■ **Data records**
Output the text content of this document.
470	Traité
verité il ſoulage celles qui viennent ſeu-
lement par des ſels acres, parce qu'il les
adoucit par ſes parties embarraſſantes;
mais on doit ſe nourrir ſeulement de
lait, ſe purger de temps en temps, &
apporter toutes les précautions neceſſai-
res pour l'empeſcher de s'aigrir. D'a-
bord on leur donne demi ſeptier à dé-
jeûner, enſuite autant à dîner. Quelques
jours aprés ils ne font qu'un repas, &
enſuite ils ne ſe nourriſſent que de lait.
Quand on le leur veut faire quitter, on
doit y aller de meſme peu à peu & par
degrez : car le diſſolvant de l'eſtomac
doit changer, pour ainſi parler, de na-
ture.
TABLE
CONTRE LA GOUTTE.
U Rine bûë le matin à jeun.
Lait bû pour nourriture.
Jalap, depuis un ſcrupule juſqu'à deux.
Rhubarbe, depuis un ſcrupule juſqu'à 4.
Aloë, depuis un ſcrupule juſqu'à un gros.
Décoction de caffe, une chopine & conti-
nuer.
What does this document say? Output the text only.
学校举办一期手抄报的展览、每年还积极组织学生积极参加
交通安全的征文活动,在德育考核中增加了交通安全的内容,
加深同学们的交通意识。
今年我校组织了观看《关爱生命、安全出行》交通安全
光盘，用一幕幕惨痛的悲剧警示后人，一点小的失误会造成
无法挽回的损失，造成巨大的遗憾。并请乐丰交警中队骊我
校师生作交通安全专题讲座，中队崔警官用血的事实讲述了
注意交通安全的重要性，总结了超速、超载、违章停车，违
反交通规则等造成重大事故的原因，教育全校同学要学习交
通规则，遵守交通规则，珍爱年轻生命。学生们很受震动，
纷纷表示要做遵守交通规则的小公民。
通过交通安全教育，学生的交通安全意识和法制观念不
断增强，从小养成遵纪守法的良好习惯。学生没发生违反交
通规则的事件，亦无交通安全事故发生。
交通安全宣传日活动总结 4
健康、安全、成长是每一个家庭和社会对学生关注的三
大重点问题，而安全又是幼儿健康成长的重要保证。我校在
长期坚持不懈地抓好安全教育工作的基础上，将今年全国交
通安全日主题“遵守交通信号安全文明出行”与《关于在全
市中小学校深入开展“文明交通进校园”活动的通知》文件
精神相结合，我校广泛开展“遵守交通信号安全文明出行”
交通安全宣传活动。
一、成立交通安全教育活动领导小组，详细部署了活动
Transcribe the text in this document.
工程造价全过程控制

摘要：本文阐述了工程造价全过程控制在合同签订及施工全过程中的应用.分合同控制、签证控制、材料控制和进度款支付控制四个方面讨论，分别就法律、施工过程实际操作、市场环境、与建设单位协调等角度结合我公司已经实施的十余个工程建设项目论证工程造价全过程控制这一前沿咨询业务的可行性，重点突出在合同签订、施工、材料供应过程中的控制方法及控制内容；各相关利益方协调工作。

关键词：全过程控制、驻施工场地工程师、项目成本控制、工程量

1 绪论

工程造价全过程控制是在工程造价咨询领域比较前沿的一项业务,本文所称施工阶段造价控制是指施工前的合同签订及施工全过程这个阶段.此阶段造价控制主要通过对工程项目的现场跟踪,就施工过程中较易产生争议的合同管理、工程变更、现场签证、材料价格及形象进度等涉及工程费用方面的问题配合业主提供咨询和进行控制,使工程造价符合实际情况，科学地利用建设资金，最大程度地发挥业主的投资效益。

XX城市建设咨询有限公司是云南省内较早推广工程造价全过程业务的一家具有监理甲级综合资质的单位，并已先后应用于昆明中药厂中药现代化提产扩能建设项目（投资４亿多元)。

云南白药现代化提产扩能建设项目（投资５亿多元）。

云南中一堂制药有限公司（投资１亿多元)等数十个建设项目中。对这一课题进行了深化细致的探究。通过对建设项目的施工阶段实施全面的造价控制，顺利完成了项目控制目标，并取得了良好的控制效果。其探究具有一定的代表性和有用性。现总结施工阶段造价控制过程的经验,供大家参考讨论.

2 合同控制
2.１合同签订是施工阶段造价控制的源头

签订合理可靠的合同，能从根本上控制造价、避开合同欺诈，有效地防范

■ **What you will do**
Restate the records, all of them, precisely as written.

■ **Response to the task**
Output the text content of this document.
470	Traité
verité il ſoulage celles qui viennent ſeu-
lement par des ſels acres, parce qu'il les
adoucit par ſes parties embarraſſantes;
mais on doit ſe nourrir ſeulement de
lait, ſe purger de temps en temps, &
apporter toutes les précautions neceſſai-
res pour l'empeſcher de s'aigrir. D'a-
bord on leur donne demi ſeptier à dé-
jeûner, enſuite autant à dîner. Quelques
jours aprés ils ne font qu'un repas, &
enſuite ils ne ſe nourriſſent que de lait.
Quand on le leur veut faire quitter, on
doit y aller de meſme peu à peu & par
degrez : car le diſſolvant de l'eſtomac
doit changer, pour ainſi parler, de na-
ture.
TABLE
CONTRE LA GOUTTE.
U Rine bûë le matin à jeun.
Lait bû pour nourriture.
Jalap, depuis un ſcrupule juſqu'à deux.
Rhubarbe, depuis un ſcrupule juſqu'à 4.
Aloë, depuis un ſcrupule juſqu'à un gros.
Décoction de caffe, une chopine & conti-
nuer.
What does this document say? Output the text only.
学校举办一期手抄报的展览、每年还积极组织学生积极参加
交通安全的征文活动,在德育考核中增加了交通安全的内容,
加深同学们的交通意识。
今年我校组织了观看《关爱生命、安全出行》交通安全
光盘，用一幕幕惨痛的悲剧警示后人，一点小的失误会造成
无法挽回的损失，造成巨大的遗憾。并请乐丰交警中队骊我
校师生作交通安全专题讲座，中队崔警官用血的事实讲述了
注意交通安全的重要性，总结了超速、超载、违章停车，违
反交通规则等造成重大事故的原因，教育全校同学要学习交
通规则，遵守交通规则，珍爱年轻生命。学生们很受震动，
纷纷表示要做遵守交通规则的小公民。
通过交通安全教育，学生的交通安全意识和法制观念不
断增强，从小养成遵纪守法的良好习惯。学生没发生违反交
通规则的事件，亦无交通安全事故发生。
交通安全宣传日活动总结 4
健康、安全、成长是每一个家庭和社会对学生关注的三
大重点问题，而安全又是幼儿健康成长的重要保证。我校在
长期坚持不懈地抓好安全教育工作的基础上，将今年全国交
通安全日主题“遵守交通信号安全文明出行”与《关于在全
市中小学校深入开展“文明交通进校园”活动的通知》文件
精神相结合，我校广泛开展“遵守交通信号安全文明出行”
交通安全宣传活动。
一、成立交通安全教育活动领导小组，详细部署了活动
Transcribe the text in this document.
工程造价全过程控制

摘要：本文阐述了工程造价全过程控制在合同签订及施工全过程中的应用.分合同控制、签证控制、材料控制和进度款支付控制四个方面讨论，分别就法律、施工过程实际操作、市场环境、与建设单位协调等角度结合我公司已经实施的十余个工程建设项目论证工程造价全过程控制这一前沿咨询业务的可行性，重点突出在合同签订、施工、材料供应过程中的控制方法及控制内容；各相关利益方协调工作。

关键词：全过程控制、驻施工场地工程师、项目成本控制、工程量

1 绪论

工程造价全过程控制是在工程造价咨询领域比较前沿的一项业务,本文所称施工阶段造价控制是指施工前的合同签订及施工全过程这个阶段.此阶段造价控制主要通过对工程项目的现场跟踪,就施工过程中较易产生争议的合同管理、工程变更、现场签证、材料价格及形象进度等涉及工程费用方面的问题配合业主提供咨询和进行控制,使工程造价符合实际情况，科学地利用建设资金，最大程度地发挥业主的投资效益。

XX城市建设咨询有限公司是云南省内较早推广工程造价全过程业务的一家具有监理甲级综合资质的单位，并已先后应用于昆明中药厂中药现代化提产扩能建设项目（投资４亿多元)。

云南白药现代化提产扩能建设项目（投资５亿多元）。

云南中一堂制药有限公司（投资１亿多元)等数十个建设项目中。对这一课题进行了深化细致的探究。通过对建设项目的施工阶段实施全面的造价控制，顺利完成了项目控制目标，并取得了良好的控制效果。其探究具有一定的代表性和有用性。现总结施工阶段造价控制过程的经验,供大家参考讨论.

2 合同控制
2.１合同签订是施工阶段造价控制的源头

签订合理可靠的合同，能从根本上控制造价、避开合同欺诈，有效地防范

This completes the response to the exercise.